WORK TO BE COMPLETED ::
Show every line below where "title" can be found.

DATA ROWS ::
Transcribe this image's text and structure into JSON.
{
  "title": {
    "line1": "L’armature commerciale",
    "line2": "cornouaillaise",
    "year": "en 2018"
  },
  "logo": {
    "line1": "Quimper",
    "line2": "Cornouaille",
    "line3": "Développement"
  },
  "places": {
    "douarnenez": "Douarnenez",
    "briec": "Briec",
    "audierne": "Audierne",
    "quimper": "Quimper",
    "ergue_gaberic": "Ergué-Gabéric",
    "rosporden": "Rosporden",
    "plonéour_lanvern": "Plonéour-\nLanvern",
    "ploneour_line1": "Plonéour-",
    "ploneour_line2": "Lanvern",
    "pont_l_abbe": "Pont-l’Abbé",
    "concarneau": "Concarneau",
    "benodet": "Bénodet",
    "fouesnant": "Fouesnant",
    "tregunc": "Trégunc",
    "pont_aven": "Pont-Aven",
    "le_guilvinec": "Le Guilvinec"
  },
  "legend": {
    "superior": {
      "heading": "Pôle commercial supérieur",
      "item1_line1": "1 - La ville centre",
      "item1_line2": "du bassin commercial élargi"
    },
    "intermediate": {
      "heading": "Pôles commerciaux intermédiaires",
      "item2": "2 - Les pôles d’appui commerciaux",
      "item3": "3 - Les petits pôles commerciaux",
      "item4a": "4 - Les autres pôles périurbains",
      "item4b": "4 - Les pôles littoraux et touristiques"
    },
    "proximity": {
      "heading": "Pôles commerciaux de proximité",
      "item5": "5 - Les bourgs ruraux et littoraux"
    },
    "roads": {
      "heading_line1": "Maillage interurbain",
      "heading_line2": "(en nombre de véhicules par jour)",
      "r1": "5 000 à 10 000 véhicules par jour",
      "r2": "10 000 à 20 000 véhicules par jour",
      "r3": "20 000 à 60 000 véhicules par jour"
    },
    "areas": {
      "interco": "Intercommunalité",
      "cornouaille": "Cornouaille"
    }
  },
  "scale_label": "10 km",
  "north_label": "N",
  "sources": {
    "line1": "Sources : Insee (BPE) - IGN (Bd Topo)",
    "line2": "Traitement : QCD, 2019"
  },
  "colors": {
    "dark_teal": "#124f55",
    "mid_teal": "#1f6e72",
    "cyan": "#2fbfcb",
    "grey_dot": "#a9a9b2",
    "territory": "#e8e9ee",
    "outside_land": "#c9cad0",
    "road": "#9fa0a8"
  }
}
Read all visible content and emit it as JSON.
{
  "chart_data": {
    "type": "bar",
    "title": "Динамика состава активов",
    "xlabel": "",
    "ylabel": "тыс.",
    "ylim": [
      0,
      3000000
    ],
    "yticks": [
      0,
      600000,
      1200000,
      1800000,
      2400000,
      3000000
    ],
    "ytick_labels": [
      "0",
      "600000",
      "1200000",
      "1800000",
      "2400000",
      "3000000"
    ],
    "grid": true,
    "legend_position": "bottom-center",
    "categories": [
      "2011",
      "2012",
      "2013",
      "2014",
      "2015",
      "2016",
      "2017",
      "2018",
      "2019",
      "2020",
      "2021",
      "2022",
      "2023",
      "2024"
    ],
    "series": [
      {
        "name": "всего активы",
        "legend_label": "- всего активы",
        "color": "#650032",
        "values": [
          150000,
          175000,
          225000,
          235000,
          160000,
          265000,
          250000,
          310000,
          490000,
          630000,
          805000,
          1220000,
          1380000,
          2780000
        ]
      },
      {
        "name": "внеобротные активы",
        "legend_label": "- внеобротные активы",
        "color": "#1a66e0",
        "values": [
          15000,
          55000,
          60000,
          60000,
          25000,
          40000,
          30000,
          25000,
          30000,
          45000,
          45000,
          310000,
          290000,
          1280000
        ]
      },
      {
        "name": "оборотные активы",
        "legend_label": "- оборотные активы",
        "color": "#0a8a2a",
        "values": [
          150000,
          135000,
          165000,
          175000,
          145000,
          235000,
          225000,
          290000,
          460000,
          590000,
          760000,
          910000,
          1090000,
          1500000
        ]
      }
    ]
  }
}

FULL ANSWER ::
  "title": {
    "title": "Динамика состава активов",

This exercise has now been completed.